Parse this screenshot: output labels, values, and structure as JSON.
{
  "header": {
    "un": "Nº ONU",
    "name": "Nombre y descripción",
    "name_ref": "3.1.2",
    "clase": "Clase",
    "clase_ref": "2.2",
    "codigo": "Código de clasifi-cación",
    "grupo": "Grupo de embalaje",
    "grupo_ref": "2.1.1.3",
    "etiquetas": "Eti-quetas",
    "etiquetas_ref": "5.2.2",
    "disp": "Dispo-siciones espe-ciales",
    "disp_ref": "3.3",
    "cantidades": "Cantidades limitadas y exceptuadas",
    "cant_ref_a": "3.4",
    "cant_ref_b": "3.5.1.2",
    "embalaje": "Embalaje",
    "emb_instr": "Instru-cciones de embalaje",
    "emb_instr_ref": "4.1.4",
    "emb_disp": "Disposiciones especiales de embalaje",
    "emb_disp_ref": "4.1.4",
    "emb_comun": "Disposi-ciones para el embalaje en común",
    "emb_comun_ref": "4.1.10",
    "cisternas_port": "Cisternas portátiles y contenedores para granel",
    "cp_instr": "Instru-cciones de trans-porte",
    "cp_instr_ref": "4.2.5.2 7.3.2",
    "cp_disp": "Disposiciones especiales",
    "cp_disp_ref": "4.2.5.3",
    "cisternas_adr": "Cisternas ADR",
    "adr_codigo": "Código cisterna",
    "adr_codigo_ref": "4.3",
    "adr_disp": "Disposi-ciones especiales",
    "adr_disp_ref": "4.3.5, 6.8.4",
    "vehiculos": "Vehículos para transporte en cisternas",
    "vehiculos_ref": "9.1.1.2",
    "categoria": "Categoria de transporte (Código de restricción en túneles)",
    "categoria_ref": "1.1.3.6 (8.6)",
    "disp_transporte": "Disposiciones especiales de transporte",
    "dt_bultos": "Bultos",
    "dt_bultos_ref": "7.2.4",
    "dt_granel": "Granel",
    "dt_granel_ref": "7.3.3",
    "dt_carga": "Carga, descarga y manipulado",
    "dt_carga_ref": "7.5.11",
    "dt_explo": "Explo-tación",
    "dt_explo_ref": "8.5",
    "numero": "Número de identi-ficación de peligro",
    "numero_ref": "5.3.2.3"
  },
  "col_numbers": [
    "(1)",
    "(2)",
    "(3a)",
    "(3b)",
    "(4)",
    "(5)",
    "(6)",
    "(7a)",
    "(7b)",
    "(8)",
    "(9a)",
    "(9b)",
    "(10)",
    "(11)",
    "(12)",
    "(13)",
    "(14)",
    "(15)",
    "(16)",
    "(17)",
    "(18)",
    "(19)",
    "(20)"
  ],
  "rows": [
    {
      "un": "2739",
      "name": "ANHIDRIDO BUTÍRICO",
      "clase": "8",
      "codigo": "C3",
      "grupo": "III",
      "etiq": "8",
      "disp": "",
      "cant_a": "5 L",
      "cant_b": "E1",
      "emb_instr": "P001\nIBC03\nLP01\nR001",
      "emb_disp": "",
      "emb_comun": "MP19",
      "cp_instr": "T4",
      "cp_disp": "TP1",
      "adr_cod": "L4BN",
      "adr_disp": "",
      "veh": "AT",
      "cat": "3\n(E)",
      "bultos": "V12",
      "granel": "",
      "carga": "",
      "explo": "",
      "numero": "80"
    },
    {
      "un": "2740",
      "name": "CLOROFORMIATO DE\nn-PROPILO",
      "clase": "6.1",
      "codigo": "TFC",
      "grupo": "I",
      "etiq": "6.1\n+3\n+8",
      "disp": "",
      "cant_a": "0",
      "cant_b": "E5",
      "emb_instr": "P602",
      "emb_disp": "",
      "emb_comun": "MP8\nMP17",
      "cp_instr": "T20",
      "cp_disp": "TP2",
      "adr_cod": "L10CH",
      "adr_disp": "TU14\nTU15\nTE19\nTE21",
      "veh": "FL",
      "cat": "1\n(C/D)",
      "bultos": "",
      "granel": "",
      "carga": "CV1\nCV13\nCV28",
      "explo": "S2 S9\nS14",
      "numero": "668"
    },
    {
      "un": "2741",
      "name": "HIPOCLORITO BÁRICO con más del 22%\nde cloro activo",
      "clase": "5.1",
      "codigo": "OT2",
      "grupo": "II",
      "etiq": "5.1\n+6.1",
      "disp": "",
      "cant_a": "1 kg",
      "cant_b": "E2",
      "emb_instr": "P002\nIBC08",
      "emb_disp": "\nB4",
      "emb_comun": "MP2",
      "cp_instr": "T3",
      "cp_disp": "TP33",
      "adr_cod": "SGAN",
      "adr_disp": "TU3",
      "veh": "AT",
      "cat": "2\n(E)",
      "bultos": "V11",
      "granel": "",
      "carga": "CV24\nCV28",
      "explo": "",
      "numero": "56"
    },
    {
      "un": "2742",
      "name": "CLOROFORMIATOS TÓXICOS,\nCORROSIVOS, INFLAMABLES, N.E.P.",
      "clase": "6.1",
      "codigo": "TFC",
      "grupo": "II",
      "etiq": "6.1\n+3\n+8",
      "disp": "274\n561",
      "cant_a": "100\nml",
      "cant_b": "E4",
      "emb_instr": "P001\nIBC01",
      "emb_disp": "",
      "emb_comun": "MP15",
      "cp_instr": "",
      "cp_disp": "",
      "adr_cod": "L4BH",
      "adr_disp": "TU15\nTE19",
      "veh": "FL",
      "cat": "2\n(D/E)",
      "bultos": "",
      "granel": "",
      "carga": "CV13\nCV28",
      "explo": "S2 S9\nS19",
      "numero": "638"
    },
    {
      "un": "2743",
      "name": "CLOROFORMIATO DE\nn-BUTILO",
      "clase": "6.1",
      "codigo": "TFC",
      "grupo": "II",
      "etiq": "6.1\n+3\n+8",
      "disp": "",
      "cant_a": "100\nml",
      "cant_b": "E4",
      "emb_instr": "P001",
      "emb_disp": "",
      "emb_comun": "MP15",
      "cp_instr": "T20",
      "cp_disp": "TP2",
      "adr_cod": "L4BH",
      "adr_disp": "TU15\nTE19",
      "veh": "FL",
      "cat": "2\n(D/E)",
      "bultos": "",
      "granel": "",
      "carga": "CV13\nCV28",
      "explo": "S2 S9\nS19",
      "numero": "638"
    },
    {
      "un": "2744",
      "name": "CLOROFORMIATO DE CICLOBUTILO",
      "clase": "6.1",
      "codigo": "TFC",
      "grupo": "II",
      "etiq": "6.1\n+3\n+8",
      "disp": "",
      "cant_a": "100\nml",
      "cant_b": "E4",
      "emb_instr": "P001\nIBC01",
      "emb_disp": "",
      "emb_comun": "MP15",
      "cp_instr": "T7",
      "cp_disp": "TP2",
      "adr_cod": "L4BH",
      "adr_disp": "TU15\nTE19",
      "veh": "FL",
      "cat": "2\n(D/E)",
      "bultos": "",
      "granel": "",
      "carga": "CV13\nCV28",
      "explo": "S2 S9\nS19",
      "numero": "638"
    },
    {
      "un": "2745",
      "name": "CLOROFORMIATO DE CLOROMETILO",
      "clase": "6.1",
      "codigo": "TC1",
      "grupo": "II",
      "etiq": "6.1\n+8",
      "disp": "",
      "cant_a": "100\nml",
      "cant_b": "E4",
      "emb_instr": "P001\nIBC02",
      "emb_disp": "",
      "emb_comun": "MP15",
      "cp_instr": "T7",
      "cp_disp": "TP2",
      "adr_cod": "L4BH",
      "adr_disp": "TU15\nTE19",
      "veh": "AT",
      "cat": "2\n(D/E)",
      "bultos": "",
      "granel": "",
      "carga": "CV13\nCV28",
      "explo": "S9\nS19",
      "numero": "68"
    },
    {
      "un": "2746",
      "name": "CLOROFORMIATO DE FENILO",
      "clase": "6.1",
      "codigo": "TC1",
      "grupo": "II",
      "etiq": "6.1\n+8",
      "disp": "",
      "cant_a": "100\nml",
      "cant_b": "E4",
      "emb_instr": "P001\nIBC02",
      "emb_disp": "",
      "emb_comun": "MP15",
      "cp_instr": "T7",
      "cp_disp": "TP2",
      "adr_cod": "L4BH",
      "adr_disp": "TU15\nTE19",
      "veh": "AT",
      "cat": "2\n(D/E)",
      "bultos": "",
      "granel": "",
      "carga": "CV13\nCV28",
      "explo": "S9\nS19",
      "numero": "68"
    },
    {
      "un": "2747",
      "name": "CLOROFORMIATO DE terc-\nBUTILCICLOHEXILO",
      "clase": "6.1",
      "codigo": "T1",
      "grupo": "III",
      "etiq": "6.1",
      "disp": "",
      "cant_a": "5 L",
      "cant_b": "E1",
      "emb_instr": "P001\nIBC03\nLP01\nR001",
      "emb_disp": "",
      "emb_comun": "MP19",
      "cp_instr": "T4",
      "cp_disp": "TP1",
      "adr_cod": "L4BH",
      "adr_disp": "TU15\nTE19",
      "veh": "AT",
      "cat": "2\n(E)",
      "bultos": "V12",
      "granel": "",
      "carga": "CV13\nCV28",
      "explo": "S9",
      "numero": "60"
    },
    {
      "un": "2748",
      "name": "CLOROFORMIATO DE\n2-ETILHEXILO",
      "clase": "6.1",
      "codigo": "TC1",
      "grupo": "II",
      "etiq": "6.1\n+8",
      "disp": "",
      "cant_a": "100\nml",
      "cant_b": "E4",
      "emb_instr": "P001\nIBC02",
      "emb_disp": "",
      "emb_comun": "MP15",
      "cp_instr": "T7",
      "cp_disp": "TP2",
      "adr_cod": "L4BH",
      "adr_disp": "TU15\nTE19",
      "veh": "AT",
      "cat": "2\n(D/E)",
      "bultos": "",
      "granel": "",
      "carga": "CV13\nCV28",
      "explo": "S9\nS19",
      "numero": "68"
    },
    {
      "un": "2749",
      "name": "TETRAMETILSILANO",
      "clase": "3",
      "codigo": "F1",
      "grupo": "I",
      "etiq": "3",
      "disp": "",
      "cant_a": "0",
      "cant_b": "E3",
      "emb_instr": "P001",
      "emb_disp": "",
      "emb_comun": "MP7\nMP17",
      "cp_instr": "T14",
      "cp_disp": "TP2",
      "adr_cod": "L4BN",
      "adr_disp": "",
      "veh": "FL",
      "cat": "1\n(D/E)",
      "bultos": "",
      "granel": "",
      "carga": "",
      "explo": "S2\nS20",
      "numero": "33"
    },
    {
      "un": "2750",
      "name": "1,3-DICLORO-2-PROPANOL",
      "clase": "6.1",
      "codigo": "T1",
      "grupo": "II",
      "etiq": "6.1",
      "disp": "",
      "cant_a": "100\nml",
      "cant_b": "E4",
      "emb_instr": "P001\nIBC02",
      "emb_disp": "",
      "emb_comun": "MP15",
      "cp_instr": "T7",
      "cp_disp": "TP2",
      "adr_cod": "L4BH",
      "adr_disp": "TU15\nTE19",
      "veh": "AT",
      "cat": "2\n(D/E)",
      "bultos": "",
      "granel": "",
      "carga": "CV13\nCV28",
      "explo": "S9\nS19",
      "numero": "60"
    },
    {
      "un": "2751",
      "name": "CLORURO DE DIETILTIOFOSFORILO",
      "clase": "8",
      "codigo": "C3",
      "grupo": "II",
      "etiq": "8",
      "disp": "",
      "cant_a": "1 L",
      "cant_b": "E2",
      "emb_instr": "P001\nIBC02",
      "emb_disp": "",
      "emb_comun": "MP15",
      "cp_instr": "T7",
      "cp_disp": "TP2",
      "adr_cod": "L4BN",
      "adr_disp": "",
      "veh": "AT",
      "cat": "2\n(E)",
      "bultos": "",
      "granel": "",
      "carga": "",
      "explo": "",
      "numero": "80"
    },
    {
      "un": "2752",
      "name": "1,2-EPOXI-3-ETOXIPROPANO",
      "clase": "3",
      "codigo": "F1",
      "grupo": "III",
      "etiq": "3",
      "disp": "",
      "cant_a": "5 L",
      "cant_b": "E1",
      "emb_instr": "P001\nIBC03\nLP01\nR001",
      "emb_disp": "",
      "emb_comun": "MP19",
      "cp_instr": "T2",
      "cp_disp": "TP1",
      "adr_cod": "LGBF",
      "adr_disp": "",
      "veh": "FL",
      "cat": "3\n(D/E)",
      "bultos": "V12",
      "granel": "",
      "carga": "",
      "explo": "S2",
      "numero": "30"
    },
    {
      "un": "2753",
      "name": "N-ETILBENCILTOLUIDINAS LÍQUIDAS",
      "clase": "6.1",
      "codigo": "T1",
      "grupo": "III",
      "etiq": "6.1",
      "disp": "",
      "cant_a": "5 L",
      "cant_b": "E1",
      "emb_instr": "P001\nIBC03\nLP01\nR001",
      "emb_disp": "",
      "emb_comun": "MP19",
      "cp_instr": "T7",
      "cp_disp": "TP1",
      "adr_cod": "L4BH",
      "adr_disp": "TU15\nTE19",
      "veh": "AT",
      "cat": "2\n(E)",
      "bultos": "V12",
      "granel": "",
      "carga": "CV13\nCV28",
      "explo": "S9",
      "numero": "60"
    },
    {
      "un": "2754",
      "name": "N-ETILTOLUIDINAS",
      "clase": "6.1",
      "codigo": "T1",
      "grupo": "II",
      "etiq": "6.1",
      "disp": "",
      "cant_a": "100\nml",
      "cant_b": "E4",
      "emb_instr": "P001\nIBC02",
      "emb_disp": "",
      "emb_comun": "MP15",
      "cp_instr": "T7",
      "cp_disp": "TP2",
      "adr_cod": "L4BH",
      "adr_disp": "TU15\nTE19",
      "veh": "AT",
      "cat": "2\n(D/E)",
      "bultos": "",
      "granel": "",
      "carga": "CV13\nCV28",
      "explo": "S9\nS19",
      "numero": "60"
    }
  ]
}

-----

● **WHAT YOU SHOULD DO**: Go through the data above and find the lines with the word "embalaje". Copy each of those lines.

● **FINISHED TASK**:
    "grupo": "Grupo de embalaje",
    "embalaje": "Embalaje",
    "emb_instr": "Instru-cciones de embalaje",
    "emb_disp": "Disposiciones especiales de embalaje",
    "emb_comun": "Disposi-ciones para el embalaje en común",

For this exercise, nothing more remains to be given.